→ DIRECTIVE A:
Answer these from the forum post about the SVS in the neighborhood:
(i) What movie was the poster watching the night before the neighbors spoke up?
(ii) What did the neighbor across the street say he heard?
(iii) What did the poster have before the SVS, and in what year was it acquired?
→ DIRECTIVE B: Quote the forum post about the SVS in the neighborhood from "He said he heard" to "of the day.".

→ TEXT SEGMENT:
::::

# My SVS in my Neighborhood



## mmountainbiker (Mar 9, 2008)

There may be people with better receiver than me
There may be people with better speakers than I, but
with my svs pb12+/2 I have the most awesome system around

The other night I was watching war of the worlds and 2 neighbors confronted me the next morning
The one across the street asked If every thing was alright with my family. I said yes but asked why.
He said he heard glass breaking and all sorts of commotion. All I said back was "oh sorry I forgot to close the front window all the way. I dont like telling people what I have because in my neighborhood you gotta keep to your self.

The other neighbor who lives to the right of me just happens to live at the exact point where the infrasonic wavelength converge. Funny how those things work. She is kinda old and as she was walking around her yard doing I dont know what she had commented that she thought it had rained the night before:innocent:

Before the svs I had a def tech pf15 that i got used in 1996. It got used 14 hours a day for 10+ years and has served admaralbly. To some of those who dont remember, that was the standard bearer of the day.

::::

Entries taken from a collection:
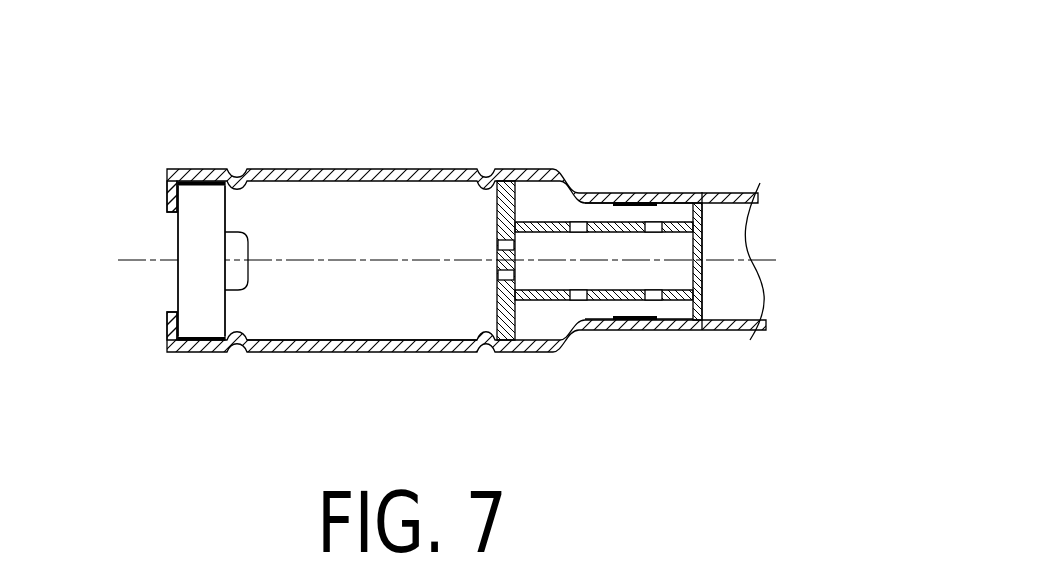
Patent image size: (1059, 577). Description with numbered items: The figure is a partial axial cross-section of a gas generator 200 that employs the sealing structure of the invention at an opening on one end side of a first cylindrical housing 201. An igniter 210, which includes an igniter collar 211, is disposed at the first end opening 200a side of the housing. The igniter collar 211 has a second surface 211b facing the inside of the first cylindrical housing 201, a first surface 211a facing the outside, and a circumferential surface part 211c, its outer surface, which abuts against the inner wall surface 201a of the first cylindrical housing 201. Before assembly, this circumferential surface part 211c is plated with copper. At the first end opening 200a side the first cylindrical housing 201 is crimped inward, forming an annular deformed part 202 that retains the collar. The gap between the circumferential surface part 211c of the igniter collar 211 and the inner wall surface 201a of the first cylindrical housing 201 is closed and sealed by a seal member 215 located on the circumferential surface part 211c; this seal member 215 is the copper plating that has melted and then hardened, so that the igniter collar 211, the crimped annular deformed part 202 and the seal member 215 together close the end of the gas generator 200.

The gas generator 200 is at (407, 241).
The first end opening 200a is at (168, 302).
The first cylindrical housing 201 is at (362, 168).
The inner wall surface 201a is at (360, 342).
The annular deformed part 202 is at (170, 204).
The igniter 210 is at (230, 293).
The igniter collar 211 is at (185, 237).
The first surface 211a is at (172, 277).
The second surface 211b is at (226, 213).
The circumferential surface part 211c is at (205, 322).
The seal member 215 is at (201, 181).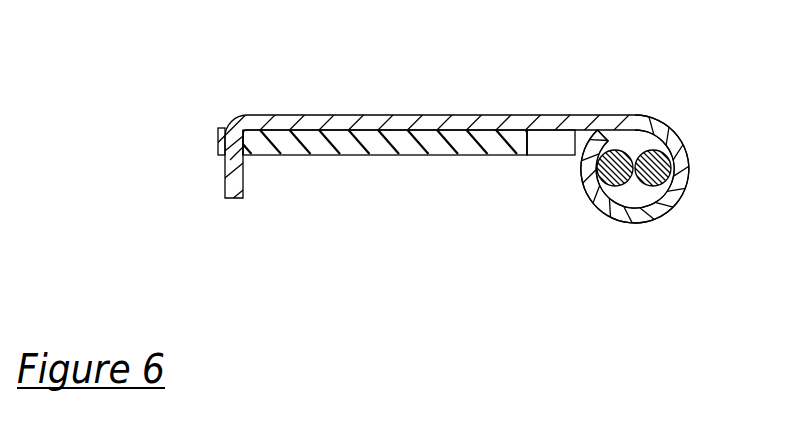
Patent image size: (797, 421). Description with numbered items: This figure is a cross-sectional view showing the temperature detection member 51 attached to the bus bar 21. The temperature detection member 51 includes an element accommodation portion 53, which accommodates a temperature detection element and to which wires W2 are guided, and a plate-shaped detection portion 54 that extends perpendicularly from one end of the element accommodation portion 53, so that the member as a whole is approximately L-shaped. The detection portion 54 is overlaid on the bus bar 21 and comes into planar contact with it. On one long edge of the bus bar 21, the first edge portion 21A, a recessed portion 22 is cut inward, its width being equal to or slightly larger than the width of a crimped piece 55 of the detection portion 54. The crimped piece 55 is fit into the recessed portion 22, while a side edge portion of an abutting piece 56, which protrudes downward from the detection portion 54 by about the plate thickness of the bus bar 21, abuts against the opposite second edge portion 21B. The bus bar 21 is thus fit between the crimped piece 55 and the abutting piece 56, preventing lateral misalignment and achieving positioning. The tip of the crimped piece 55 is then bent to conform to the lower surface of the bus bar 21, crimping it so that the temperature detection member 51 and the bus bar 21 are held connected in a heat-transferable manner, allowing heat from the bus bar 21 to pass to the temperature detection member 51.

The bus bar 21 is at (375, 157).
The first edge portion 21A is at (218, 141).
The second edge portion 21B is at (543, 128).
The recessed portion 22 is at (230, 130).
The temperature detection member 51 is at (455, 128).
The element accommodation portion 53 is at (685, 165).
The detection portion 54 is at (400, 125).
The crimped piece 55 is at (230, 173).
The abutting piece 56 is at (553, 155).
The wires W2 is at (650, 184).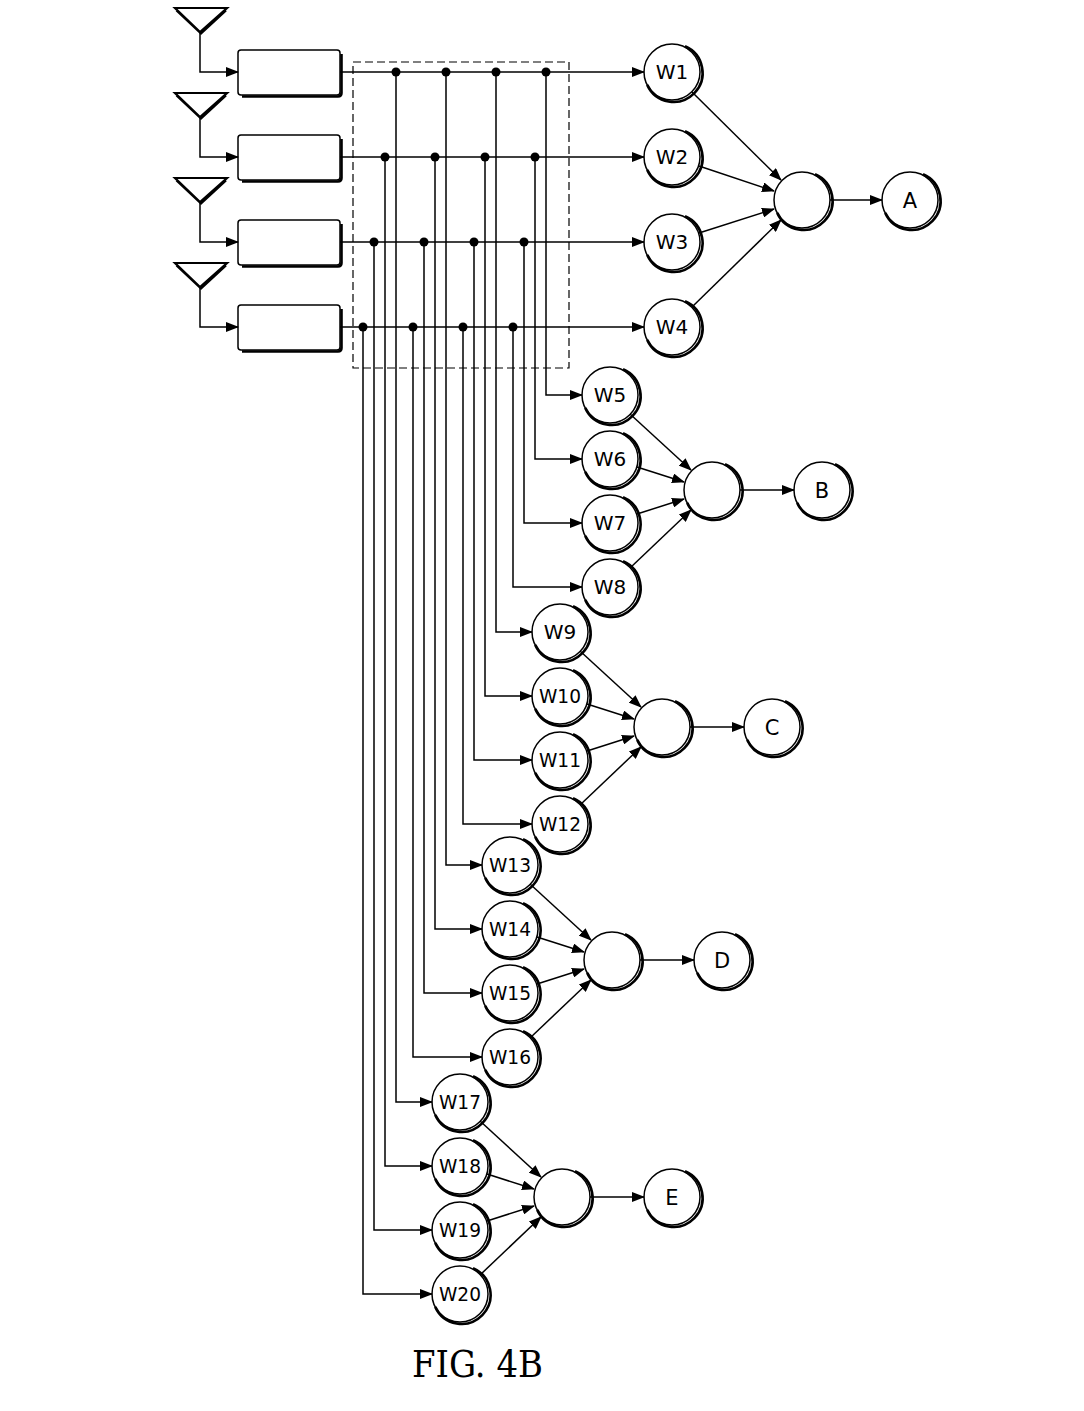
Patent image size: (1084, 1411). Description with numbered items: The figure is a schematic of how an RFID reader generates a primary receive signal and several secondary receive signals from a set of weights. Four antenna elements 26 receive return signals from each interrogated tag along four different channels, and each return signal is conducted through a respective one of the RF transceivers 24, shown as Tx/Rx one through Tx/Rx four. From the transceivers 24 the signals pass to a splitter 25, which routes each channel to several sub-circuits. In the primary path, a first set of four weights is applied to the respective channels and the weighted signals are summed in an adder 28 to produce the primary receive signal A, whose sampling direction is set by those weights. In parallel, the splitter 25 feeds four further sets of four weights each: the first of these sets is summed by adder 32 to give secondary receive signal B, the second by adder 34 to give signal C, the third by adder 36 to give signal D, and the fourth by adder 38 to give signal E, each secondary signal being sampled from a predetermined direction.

The RF transceivers 24 is at (350, 377).
The splitter 25 is at (478, 52).
The antenna elements 26 is at (193, 328).
The adder 28 is at (802, 171).
The adder 32 is at (712, 461).
The adder 34 is at (662, 698).
The adder 36 is at (612, 931).
The adder 38 is at (562, 1168).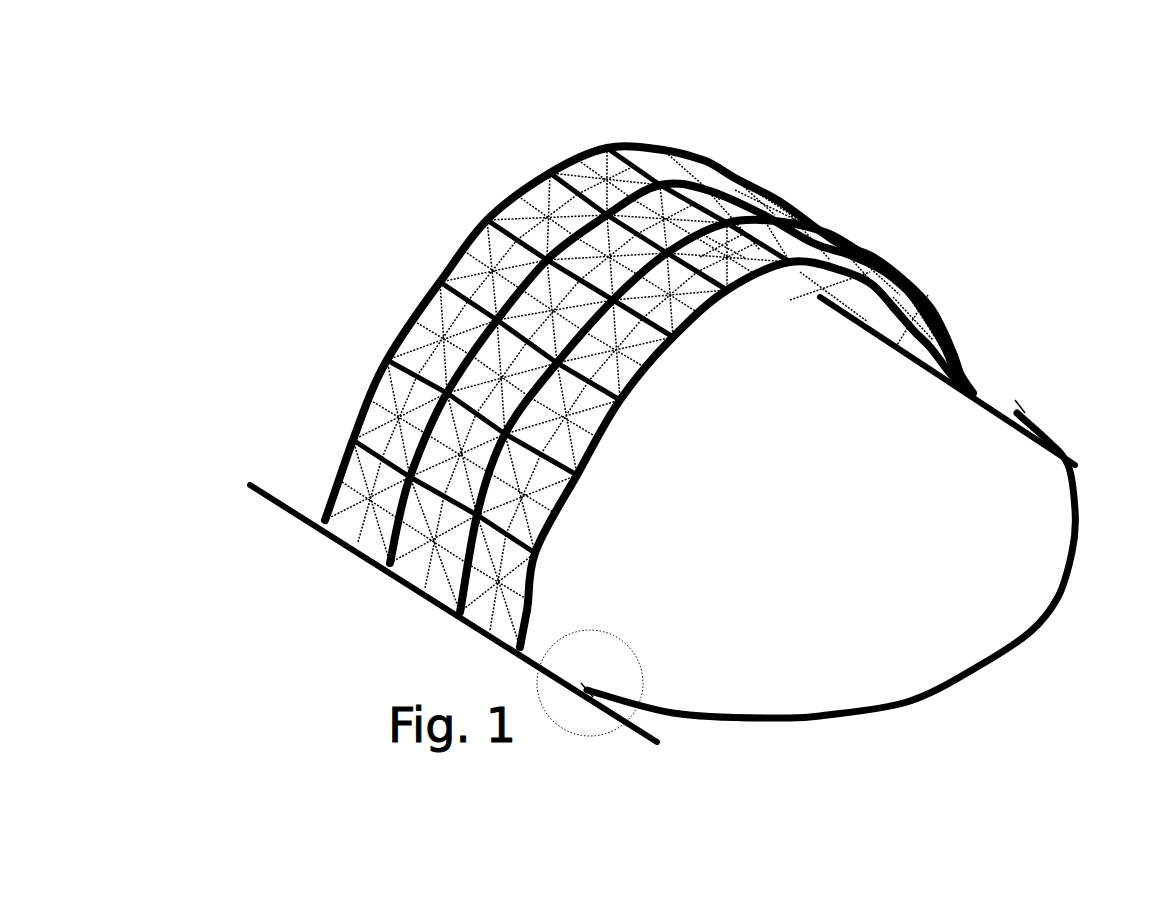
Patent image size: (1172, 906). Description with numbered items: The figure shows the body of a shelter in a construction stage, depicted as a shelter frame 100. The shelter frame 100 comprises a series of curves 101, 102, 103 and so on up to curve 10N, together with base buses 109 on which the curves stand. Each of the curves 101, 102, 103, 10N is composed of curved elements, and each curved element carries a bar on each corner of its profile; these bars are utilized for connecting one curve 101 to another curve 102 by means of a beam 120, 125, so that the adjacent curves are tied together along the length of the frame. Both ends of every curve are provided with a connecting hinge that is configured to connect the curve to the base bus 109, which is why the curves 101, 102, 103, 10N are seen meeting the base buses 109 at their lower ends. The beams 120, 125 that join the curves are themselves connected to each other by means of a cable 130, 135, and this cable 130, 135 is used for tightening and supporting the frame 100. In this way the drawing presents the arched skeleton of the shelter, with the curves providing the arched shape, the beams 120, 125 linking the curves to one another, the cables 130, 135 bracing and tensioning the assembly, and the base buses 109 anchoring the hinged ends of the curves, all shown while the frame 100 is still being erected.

The shelter frame 100 is at (450, 150).
The curve 10N is at (598, 142).
The curve 101 is at (1078, 512).
The curve 102 is at (874, 256).
The curve 103 is at (778, 200).
The base bus 109 is at (277, 508).
The beam 120 is at (658, 316).
The beam 125 is at (605, 381).
The cable 130 is at (552, 472).
The cable 135 is at (540, 508).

::::

→ EXERCISE SOLUTION A:
(i) War of the Worlds
(ii) Glass breaking and all sorts of commotion
(iii) A def tech pf15, acquired used in 1996

→ EXERCISE SOLUTION B:
He said he heard glass breaking and all sorts of commotion. All I said back was "oh sorry I forgot to close the front window all the way. I dont like telling people what I have because in my neighborhood you gotta keep to your self.

The other neighbor who lives to the right of me just happens to live at the exact point where the infrasonic wavelength converge. Funny how those things work. She is kinda old and as she was walking around her yard doing I dont know what she had commented that she thought it had rained the night before:innocent:

Before the svs I had a def tech pf15 that i got used in 1996. It got used 14 hours a day for 10+ years and has served admaralbly. To some of those who dont remember, that was the standard bearer of the day.